Records for the exercise >>
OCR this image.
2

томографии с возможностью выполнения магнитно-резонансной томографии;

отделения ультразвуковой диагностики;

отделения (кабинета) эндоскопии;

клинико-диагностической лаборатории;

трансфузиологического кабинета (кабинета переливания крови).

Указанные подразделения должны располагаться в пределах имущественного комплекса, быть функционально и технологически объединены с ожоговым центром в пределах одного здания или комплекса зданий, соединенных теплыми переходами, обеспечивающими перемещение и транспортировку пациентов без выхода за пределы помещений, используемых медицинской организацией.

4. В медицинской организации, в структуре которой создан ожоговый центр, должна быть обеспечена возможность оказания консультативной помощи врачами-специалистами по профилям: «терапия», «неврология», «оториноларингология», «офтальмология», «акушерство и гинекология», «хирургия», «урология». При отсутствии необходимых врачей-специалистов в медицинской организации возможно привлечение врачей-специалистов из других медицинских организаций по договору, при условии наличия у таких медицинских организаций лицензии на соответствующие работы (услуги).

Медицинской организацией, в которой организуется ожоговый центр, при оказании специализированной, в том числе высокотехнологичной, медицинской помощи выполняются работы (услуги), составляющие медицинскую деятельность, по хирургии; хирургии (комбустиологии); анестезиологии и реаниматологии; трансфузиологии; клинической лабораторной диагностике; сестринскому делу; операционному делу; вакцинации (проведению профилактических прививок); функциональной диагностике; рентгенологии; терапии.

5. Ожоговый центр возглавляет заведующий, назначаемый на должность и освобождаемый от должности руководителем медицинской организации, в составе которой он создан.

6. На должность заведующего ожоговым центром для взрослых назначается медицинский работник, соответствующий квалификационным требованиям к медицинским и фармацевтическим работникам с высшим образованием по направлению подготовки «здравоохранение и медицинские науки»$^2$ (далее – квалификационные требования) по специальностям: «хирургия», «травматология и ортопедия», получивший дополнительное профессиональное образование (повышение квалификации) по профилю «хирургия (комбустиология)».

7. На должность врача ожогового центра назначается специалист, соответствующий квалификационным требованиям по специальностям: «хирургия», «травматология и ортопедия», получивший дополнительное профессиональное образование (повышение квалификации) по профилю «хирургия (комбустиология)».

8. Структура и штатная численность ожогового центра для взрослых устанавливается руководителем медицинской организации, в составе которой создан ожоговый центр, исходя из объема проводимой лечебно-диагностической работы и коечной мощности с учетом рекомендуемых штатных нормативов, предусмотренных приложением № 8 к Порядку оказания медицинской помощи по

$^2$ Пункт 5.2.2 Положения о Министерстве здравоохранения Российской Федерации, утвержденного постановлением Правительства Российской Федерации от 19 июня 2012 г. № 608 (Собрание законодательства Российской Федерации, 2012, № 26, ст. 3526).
---
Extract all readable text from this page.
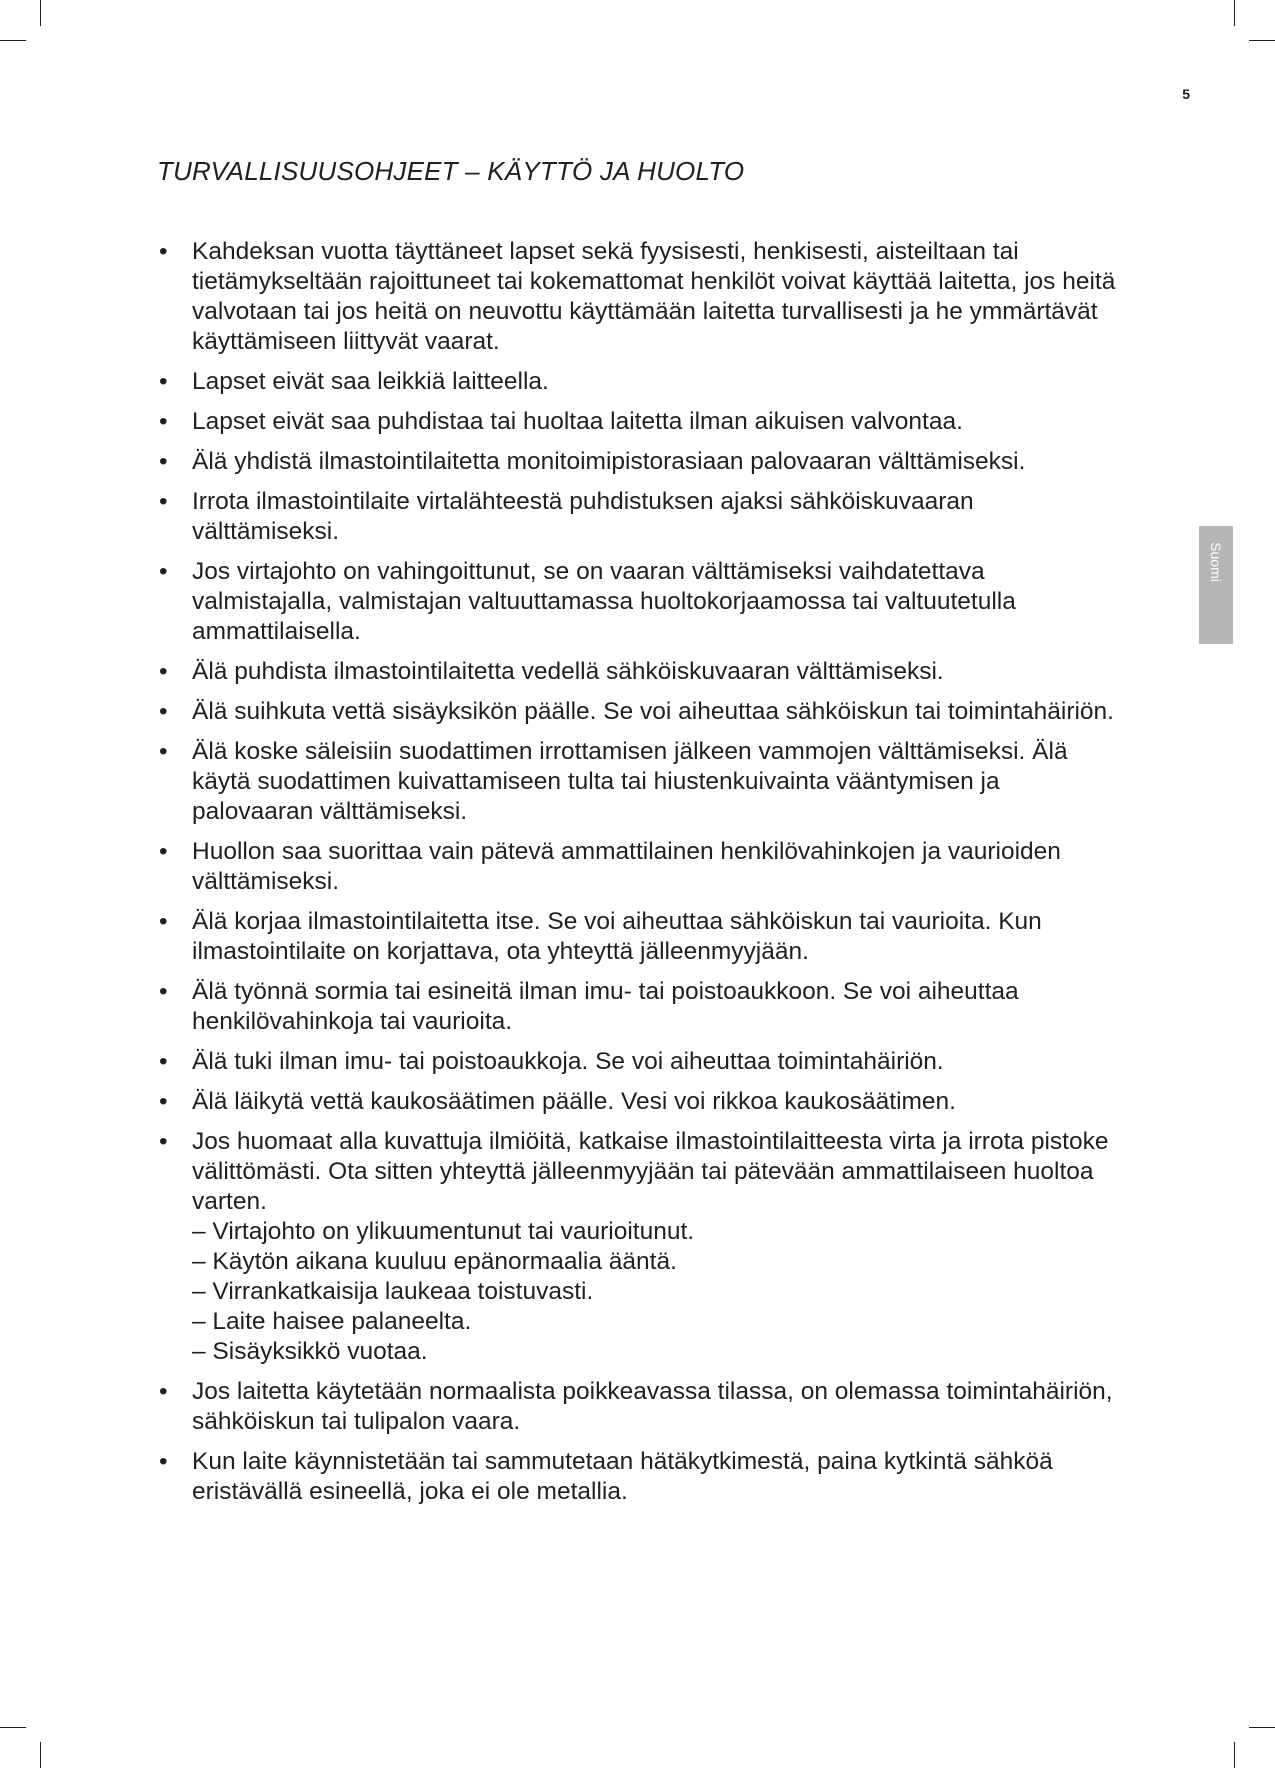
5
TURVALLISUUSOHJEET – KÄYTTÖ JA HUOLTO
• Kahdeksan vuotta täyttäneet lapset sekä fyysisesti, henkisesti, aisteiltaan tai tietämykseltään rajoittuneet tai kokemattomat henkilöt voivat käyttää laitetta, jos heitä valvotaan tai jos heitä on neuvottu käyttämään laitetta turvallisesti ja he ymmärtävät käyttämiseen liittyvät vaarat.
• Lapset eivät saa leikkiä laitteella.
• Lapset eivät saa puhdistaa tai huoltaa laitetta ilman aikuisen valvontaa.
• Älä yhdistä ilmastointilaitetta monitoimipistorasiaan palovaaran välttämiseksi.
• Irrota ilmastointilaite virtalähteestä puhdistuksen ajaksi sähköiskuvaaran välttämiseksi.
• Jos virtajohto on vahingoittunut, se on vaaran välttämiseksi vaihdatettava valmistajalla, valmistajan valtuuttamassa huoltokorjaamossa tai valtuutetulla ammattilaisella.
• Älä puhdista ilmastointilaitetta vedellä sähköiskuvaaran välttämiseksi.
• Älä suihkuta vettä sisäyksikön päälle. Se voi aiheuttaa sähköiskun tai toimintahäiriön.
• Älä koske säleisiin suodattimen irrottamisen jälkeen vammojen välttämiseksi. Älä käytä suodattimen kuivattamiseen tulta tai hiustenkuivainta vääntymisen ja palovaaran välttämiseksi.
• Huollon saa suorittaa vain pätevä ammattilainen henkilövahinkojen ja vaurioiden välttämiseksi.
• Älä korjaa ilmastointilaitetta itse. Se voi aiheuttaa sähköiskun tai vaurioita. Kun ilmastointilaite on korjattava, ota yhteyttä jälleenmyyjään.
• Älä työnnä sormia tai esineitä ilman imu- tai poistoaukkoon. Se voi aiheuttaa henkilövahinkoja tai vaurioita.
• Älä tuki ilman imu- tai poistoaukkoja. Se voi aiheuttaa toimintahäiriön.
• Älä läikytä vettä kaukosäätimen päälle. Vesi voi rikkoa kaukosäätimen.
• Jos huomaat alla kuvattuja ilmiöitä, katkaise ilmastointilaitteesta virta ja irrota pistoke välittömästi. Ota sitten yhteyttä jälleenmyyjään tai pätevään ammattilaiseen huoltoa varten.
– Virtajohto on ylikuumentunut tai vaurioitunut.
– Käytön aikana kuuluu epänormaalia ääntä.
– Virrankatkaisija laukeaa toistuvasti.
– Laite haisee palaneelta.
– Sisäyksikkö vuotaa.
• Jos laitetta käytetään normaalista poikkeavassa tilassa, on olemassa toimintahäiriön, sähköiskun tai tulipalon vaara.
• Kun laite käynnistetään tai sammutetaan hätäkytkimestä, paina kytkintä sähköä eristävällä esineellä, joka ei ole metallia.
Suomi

What is asked >> Show every line of the records above that contains the word "jälleenmyyjään".

Task answer >>
• Älä korjaa ilmastointilaitetta itse. Se voi aiheuttaa sähköiskun tai vaurioita. Kun ilmastointilaite on korjattava, ota yhteyttä jälleenmyyjään.
• Jos huomaat alla kuvattuja ilmiöitä, katkaise ilmastointilaitteesta virta ja irrota pistoke välittömästi. Ota sitten yhteyttä jälleenmyyjään tai pätevään ammattilaiseen huoltoa varten.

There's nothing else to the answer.